> **Given task**
Reproduce every line of the material, swapping "interactable" for "clickable" wherever it occurs and leaving everything else unchanged.

Collected data entries
══════
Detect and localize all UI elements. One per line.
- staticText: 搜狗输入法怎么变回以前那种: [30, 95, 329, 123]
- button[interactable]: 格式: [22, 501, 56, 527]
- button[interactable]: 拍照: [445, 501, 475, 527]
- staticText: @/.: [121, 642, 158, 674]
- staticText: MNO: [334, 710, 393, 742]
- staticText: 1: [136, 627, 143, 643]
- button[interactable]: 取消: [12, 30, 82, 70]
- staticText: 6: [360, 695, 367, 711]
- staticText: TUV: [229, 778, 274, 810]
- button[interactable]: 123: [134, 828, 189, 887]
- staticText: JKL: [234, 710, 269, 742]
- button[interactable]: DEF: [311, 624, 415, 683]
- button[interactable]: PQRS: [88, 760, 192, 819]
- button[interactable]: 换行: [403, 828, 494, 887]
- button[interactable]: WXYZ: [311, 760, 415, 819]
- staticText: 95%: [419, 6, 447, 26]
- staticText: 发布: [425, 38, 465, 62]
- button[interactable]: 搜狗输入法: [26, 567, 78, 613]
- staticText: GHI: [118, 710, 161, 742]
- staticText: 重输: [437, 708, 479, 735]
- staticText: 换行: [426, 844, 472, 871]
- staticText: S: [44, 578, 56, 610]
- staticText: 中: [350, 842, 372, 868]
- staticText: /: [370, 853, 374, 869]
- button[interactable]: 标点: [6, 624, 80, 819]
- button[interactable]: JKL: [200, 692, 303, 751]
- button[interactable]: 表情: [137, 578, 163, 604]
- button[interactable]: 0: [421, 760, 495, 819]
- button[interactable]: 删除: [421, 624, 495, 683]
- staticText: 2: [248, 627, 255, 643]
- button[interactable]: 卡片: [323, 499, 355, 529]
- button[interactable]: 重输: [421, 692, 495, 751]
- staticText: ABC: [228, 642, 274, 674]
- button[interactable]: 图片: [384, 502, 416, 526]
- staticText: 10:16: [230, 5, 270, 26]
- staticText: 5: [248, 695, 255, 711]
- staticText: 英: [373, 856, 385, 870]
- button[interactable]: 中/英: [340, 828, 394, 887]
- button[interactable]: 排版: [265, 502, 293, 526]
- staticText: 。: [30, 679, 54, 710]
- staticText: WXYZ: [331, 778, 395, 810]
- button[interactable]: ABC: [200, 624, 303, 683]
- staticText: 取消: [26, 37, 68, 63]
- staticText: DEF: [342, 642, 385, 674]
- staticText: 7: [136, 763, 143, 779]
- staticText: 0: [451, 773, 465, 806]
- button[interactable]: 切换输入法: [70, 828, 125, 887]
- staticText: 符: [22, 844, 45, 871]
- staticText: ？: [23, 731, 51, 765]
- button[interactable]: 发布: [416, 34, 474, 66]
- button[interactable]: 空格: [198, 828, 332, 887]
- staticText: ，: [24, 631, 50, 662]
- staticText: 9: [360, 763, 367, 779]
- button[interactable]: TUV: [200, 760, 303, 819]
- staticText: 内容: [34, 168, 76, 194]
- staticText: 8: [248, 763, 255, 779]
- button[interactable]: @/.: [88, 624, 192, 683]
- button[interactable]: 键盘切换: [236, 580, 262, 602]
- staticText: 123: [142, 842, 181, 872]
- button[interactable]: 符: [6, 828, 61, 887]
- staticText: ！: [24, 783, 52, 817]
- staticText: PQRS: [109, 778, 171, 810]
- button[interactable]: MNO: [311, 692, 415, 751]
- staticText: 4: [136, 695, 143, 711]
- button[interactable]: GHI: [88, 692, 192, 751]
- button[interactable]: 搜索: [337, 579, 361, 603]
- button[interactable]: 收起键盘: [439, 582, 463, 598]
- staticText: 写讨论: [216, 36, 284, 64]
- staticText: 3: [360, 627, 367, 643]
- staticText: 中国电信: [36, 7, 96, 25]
══════
> **Answer to the exercise**
Detect and localize all UI elements. One per line.
- staticText: 搜狗输入法怎么变回以前那种: [30, 95, 329, 123]
- button[clickable]: 格式: [22, 501, 56, 527]
- button[clickable]: 拍照: [445, 501, 475, 527]
- staticText: @/.: [121, 642, 158, 674]
- staticText: MNO: [334, 710, 393, 742]
- staticText: 1: [136, 627, 143, 643]
- button[clickable]: 取消: [12, 30, 82, 70]
- staticText: 6: [360, 695, 367, 711]
- staticText: TUV: [229, 778, 274, 810]
- button[clickable]: 123: [134, 828, 189, 887]
- staticText: JKL: [234, 710, 269, 742]
- button[clickable]: DEF: [311, 624, 415, 683]
- button[clickable]: PQRS: [88, 760, 192, 819]
- button[clickable]: 换行: [403, 828, 494, 887]
- button[clickable]: WXYZ: [311, 760, 415, 819]
- staticText: 95%: [419, 6, 447, 26]
- staticText: 发布: [425, 38, 465, 62]
- button[clickable]: 搜狗输入法: [26, 567, 78, 613]
- staticText: GHI: [118, 710, 161, 742]
- staticText: 重输: [437, 708, 479, 735]
- staticText: 换行: [426, 844, 472, 871]
- staticText: S: [44, 578, 56, 610]
- staticText: 中: [350, 842, 372, 868]
- staticText: /: [370, 853, 374, 869]
- button[clickable]: 标点: [6, 624, 80, 819]
- button[clickable]: JKL: [200, 692, 303, 751]
- button[clickable]: 表情: [137, 578, 163, 604]
- button[clickable]: 0: [421, 760, 495, 819]
- button[clickable]: 删除: [421, 624, 495, 683]
- staticText: 2: [248, 627, 255, 643]
- button[clickable]: 卡片: [323, 499, 355, 529]
- button[clickable]: 重输: [421, 692, 495, 751]
- staticText: ABC: [228, 642, 274, 674]
- button[clickable]: 图片: [384, 502, 416, 526]
- staticText: 10:16: [230, 5, 270, 26]
- staticText: 5: [248, 695, 255, 711]
- staticText: 英: [373, 856, 385, 870]
- button[clickable]: 中/英: [340, 828, 394, 887]
- button[clickable]: 排版: [265, 502, 293, 526]
- staticText: 。: [30, 679, 54, 710]
- staticText: WXYZ: [331, 778, 395, 810]
- button[clickable]: ABC: [200, 624, 303, 683]
- staticText: 取消: [26, 37, 68, 63]
- staticText: DEF: [342, 642, 385, 674]
- staticText: 7: [136, 763, 143, 779]
- staticText: 0: [451, 773, 465, 806]
- button[clickable]: 切换输入法: [70, 828, 125, 887]
- staticText: 符: [22, 844, 45, 871]
- staticText: ？: [23, 731, 51, 765]
- button[clickable]: 发布: [416, 34, 474, 66]
- button[clickable]: 空格: [198, 828, 332, 887]
- staticText: ，: [24, 631, 50, 662]
- staticText: 9: [360, 763, 367, 779]
- button[clickable]: TUV: [200, 760, 303, 819]
- staticText: 内容: [34, 168, 76, 194]
- staticText: 8: [248, 763, 255, 779]
- button[clickable]: @/.: [88, 624, 192, 683]
- button[clickable]: 键盘切换: [236, 580, 262, 602]
- staticText: 123: [142, 842, 181, 872]
- button[clickable]: 符: [6, 828, 61, 887]
- staticText: ！: [24, 783, 52, 817]
- staticText: PQRS: [109, 778, 171, 810]
- button[clickable]: MNO: [311, 692, 415, 751]
- staticText: 4: [136, 695, 143, 711]
- button[clickable]: GHI: [88, 692, 192, 751]
- button[clickable]: 搜索: [337, 579, 361, 603]
- button[clickable]: 收起键盘: [439, 582, 463, 598]
- staticText: 写讨论: [216, 36, 284, 64]
- staticText: 3: [360, 627, 367, 643]
- staticText: 中国电信: [36, 7, 96, 25]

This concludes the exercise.